##### Supplied data #####

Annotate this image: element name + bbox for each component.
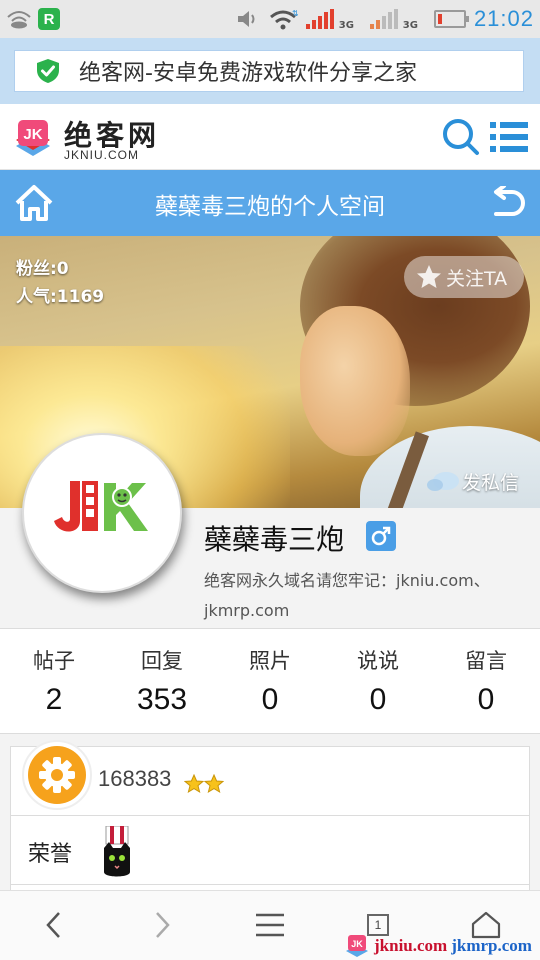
clock: 21:02 [473,6,534,31]
watermark-domain-2: jkmrp.com [451,936,532,955]
status-bar: R ⇅ 3G 3G 21:02 [0,0,540,38]
stat-value: 0 [369,683,387,716]
search-icon[interactable] [440,116,480,156]
user-signature: 绝客网永久域名请您牢记：jkniu.com、jkmrp.com [204,571,490,620]
private-message-button[interactable]: 发私信 [426,468,519,495]
chevron-right-icon [156,912,170,938]
honor-cat-badge-icon [104,826,130,877]
logo-subtitle: JKNIU.COM [64,148,139,162]
nav-forward-button[interactable] [142,907,182,943]
stat-value: 0 [261,683,279,716]
stat-label: 留言 [465,649,507,673]
page-title-bar: 蘗蘗毒三炮的个人空间 [0,170,540,236]
chat-bubble-icon [427,471,459,491]
watermark-domain-1: jkniu.com [374,936,448,955]
jk-logo-icon [54,481,148,532]
stat-label: 说说 [357,649,399,673]
stat-label: 回复 [141,649,183,673]
battery-icon [433,10,469,28]
volume-icon [237,11,255,27]
fans-count: 粉丝:0 [16,259,69,279]
stat-replies[interactable]: 回复 353 [108,629,216,733]
private-message-label: 发私信 [462,472,520,494]
stat-messages[interactable]: 留言 0 [432,629,540,733]
svg-text:JK: JK [23,126,42,143]
stat-moments[interactable]: 说说 0 [324,629,432,733]
user-id: 168383 [98,766,172,791]
shield-check-icon [37,59,59,83]
svg-text:JK: JK [351,939,363,949]
stat-value: 353 [136,683,188,716]
banner-text: 绝客网-安卓免费游戏软件分享之家 [79,61,417,86]
svg-text:⇅: ⇅ [292,9,298,18]
stat-label: 照片 [249,649,291,673]
popularity-count: 人气:1169 [16,287,105,307]
level-stars-icon [184,774,224,794]
banner-box[interactable]: 绝客网-安卓免费游戏软件分享之家 [14,50,524,92]
avatar[interactable] [22,433,182,593]
stat-value: 0 [477,683,495,716]
stat-photos[interactable]: 照片 0 [216,629,324,733]
back-arrow-icon[interactable] [490,186,526,220]
watermark: JK jkniu.com jkmrp.com [344,933,532,959]
nav-menu-button[interactable] [250,907,290,943]
site-banner: 绝客网-安卓免费游戏软件分享之家 [0,38,540,104]
stat-value: 2 [45,683,63,716]
nav-back-button[interactable] [34,907,74,943]
stats-bar: 帖子 2 回复 353 照片 0 说说 0 留言 0 [0,628,540,734]
watermark-logo-icon: JK [346,935,368,957]
stat-posts[interactable]: 帖子 2 [0,629,108,733]
follow-label: 关注TA [446,267,508,290]
follow-button[interactable]: 关注TA [404,256,524,298]
stat-label: 帖子 [33,649,75,673]
star-icon [417,265,441,288]
honor-label: 荣誉 [28,842,73,867]
app-badge-icon: R [38,8,60,30]
level-gear-icon [22,740,92,810]
chevron-left-icon [46,912,60,938]
hamburger-icon [256,913,284,937]
signal-1-icon: 3G [305,9,354,31]
row-divider [10,884,530,885]
menu-list-icon[interactable] [490,121,528,153]
wifi-cloud-icon [7,11,31,29]
row-divider [10,815,530,816]
gender-male-icon [366,521,396,551]
site-logo-icon[interactable]: JK [12,116,54,162]
page-title: 蘗蘗毒三炮的个人空间 [155,194,385,220]
signal-2-icon: 3G [369,9,418,31]
wifi-icon: ⇅ [269,9,298,30]
username: 蘗蘗毒三炮 [204,523,345,556]
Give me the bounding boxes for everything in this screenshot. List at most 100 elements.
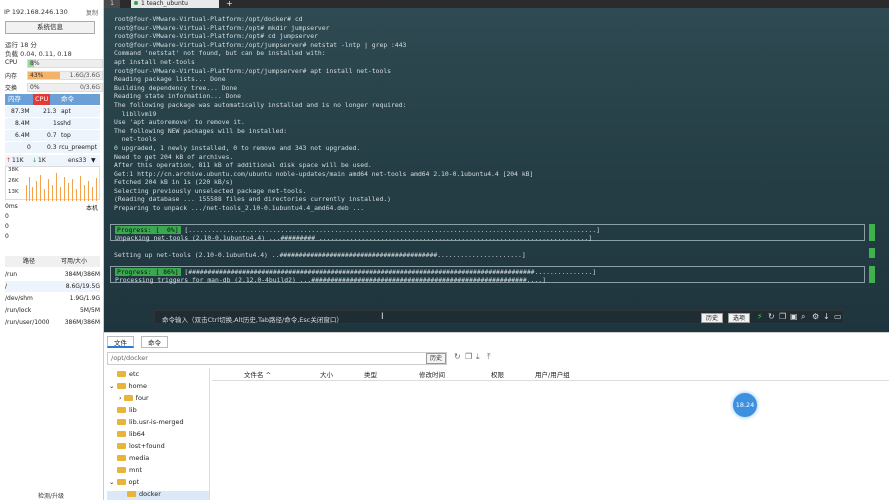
path-history-button[interactable]: 历史 [426,353,447,364]
folder-icon [116,383,126,389]
tree-item[interactable]: lost+found [117,442,165,450]
file-panel: 文件 命令 /opt/docker 历史 ↻ ❐ ⤓ ⤒ etc ⌄ home … [104,332,889,500]
progress-box: Progress: [ 86%] [######################… [110,266,865,284]
copy-ip-button[interactable]: 复制 [86,8,98,17]
tree-item[interactable]: ⌄ opt [109,478,139,486]
terminal-line: root@four-VMware-Virtual-Platform:/opt# … [114,23,330,32]
terminal-line: Use 'apt autoremove' to remove it. [114,118,245,127]
terminal-line: Selecting previously unselected package … [114,186,307,195]
copy-icon[interactable]: ❐ [465,352,472,361]
search-icon[interactable]: ⌕ [801,312,805,322]
tab-bar: 1 1 teach_ubuntu + [104,0,889,8]
tree-item[interactable]: lib.usr-is-merged [117,418,184,426]
tree-item[interactable]: media [117,454,149,462]
system-info-button[interactable]: 系统信息 [5,21,95,34]
memory-usage: 1.6G/3.6G [69,72,100,79]
upload-icon[interactable]: ⤒ [487,352,491,362]
history-button[interactable]: 历史 [701,313,724,323]
terminal-line: Building dependency tree... Done [114,83,238,92]
refresh-icon[interactable]: ↻ [454,352,461,361]
sidebar: IP 192.168.246.130 复制 系统信息 运行 18 分 负载 0.… [0,0,104,500]
command-input-bar[interactable]: 命令输入（双击Ctrl切换,Alt历史,Tab路径/命令,Esc关闭窗口） I … [154,310,844,324]
terminal-line: 0 upgraded, 1 newly installed, 0 to remo… [114,143,361,152]
terminal[interactable]: root@four-VMware-Virtual-Platform:/opt/d… [104,8,889,332]
download-icon[interactable]: ↓ [823,312,830,321]
tab-files[interactable]: 文件 [107,336,134,348]
tree-item[interactable]: › four [119,394,149,402]
column-owner[interactable]: 用户/用户组 [535,369,570,381]
scroll-marker [869,248,875,258]
chevron-down-icon[interactable]: ⌄ [109,478,117,486]
swap-meter: 交换 0% 0/3.6G [5,83,103,93]
check-update-link[interactable]: 检测/升级 [38,491,64,500]
refresh-icon[interactable]: ↻ [768,312,775,321]
command-input[interactable]: 命令输入（双击Ctrl切换,Alt历史,Tab路径/命令,Esc关闭窗口） [162,314,343,324]
column-type[interactable]: 类型 [364,369,377,381]
tree-item[interactable]: lib [117,406,137,414]
terminal-line: The following package was automatically … [114,100,407,109]
io-latency: 0ms [5,203,18,210]
tree-item-selected[interactable]: docker [127,490,161,498]
disk-row: /run 384M/386M [5,271,100,278]
terminal-line: After this operation, 811 kB of addition… [114,161,372,170]
path-input[interactable]: /opt/docker [107,352,447,365]
disk-row: /8.6G/19.5G [5,281,100,292]
sort-cpu-tab[interactable]: CPU [33,94,51,105]
chevron-down-icon[interactable]: ▼ [91,155,96,166]
gear-icon[interactable]: ⚙ [812,312,819,321]
paste-icon[interactable]: ▣ [790,312,798,321]
column-permissions[interactable]: 权限 [491,369,504,381]
terminal-line: root@four-VMware-Virtual-Platform:/opt/d… [114,15,303,23]
cpu-percent: 8% [30,60,40,67]
folder-icon [117,431,126,437]
terminal-line: Get:1 http://cn.archive.ubuntu.com/ubunt… [114,169,534,178]
process-row: 0 0.3 rcu_preempt [5,142,100,153]
network-graph-bars [26,173,97,201]
tree-item[interactable]: mnt [117,466,142,474]
swap-percent: 0% [30,84,40,91]
add-tab-button[interactable]: + [226,0,233,8]
chevron-right-icon[interactable]: › [119,394,124,402]
swap-label: 交换 [5,85,18,92]
copy-icon[interactable]: ❐ [779,312,786,321]
io-host[interactable]: 本机 [86,203,98,212]
options-button[interactable]: 选项 [728,313,751,323]
sort-memory-tab[interactable]: 内存 [8,94,21,105]
folder-icon [117,371,126,377]
terminal-line: root@four-VMware-Virtual-Platform:/opt# … [114,32,318,41]
terminal-output: root@four-VMware-Virtual-Platform:/opt/d… [114,15,867,213]
tree-item[interactable]: lib64 [117,430,145,438]
folder-icon [123,395,133,401]
window-icon[interactable]: ▭ [834,312,842,321]
folder-icon [127,491,136,497]
download-speed: 1K [38,157,46,164]
cpu-meter: CPU 8% [5,59,103,69]
terminal-line: root@four-VMware-Virtual-Platform:/opt/j… [114,40,407,49]
chevron-down-icon[interactable]: ⌄ [109,382,117,390]
column-size[interactable]: 大小 [320,369,333,381]
tab-commands[interactable]: 命令 [141,336,168,348]
column-modified[interactable]: 修改时间 [419,369,445,381]
process-row: 6.4M 0.7 top [5,130,100,141]
scroll-marker [869,266,875,283]
swap-usage: 0/3.6G [79,84,100,91]
terminal-line: The following NEW packages will be insta… [114,126,288,135]
memory-percent: 43% [30,72,44,79]
upload-arrow-icon: ↑ [6,157,12,164]
lightning-icon[interactable]: ⚡ [757,312,763,321]
network-interface[interactable]: ens33 [68,155,86,166]
progress-box: Progress: [ 0%] [.......................… [110,224,865,242]
download-icon[interactable]: ⤓ [476,352,480,362]
setup-line: Setting up net-tools (2.10-0.1ubuntu4.4)… [114,251,526,259]
column-filename[interactable]: 文件名 ^ [244,369,271,381]
tree-item[interactable]: etc [117,370,139,378]
status-dot-icon [134,1,138,5]
terminal-line: (Reading database ... 155588 files and d… [114,195,392,204]
network-stats: ↑ 11K ↓ 1K ens33 ▼ [5,155,100,166]
tab-first[interactable]: 1 [104,0,120,8]
process-table-header: 内存 CPU 命令 [5,94,100,105]
floating-badge[interactable]: 18.24 [733,393,757,417]
tab-teach-ubuntu[interactable]: 1 teach_ubuntu [131,0,219,8]
tree-item[interactable]: ⌄ home [109,382,147,390]
terminal-line: Reading state information... Done [114,92,241,101]
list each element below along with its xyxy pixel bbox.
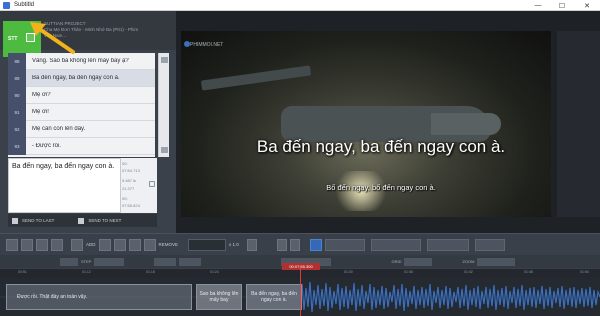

#####

▶ **The request**:
Please pull out the lines of the listing from the line with "path-history-button[interactable]: 历史 [426,353,447,364]" to the line with "tab-files[interactable]: 文件 [107,336,134,348]", both included, and reproduce them word for word.

▶ **Answer for this exercise**:
path-history-button[interactable]: 历史 [426,353,447,364]
folder-icon [116,383,126,389]
tree-item[interactable]: lost+found [117,442,165,450]
file-panel: 文件 命令 /opt/docker 历史 ↻ ❐ ⤓ ⤒ etc ⌄ home … [104,332,889,500]
progress-box: Progress: [ 86%] [######################… [110,266,865,284]
copy-ip-button[interactable]: 复制 [86,8,98,17]
tree-item[interactable]: ⌄ opt [109,478,139,486]
terminal-line: root@four-VMware-Virtual-Platform:/opt# … [114,23,330,32]
terminal-line: Use 'apt autoremove' to remove it. [114,118,245,127]
terminal-line: Selecting previously unselected package … [114,186,307,195]
copy-icon[interactable]: ❐ [465,352,472,361]
search-icon[interactable]: ⌕ [801,312,805,322]
tab-bar: 1 1 teach_ubuntu + [104,0,889,8]
tree-item[interactable]: lib.usr-is-merged [117,418,184,426]
tree-item[interactable]: media [117,454,149,462]
system-info-button[interactable]: 系统信息 [5,21,95,34]
memory-usage: 1.6G/3.6G [69,72,100,79]
upload-icon[interactable]: ⤒ [487,352,491,362]
history-button[interactable]: 历史 [701,313,724,323]
terminal-line: Building dependency tree... Done [114,83,238,92]
refresh-icon[interactable]: ↻ [454,352,461,361]
sidebar: IP 192.168.246.130 复制 系统信息 运行 18 分 负载 0.… [0,0,104,500]
command-input-bar[interactable]: 命令输入（双击Ctrl切换,Alt历史,Tab路径/命令,Esc关闭窗口） I … [154,310,844,324]
terminal-line: 0 upgraded, 1 newly installed, 0 to remo… [114,143,361,152]
terminal[interactable]: root@four-VMware-Virtual-Platform:/opt/d… [104,8,889,332]
download-icon[interactable]: ↓ [823,312,830,321]
tab-files[interactable]: 文件 [107,336,134,348]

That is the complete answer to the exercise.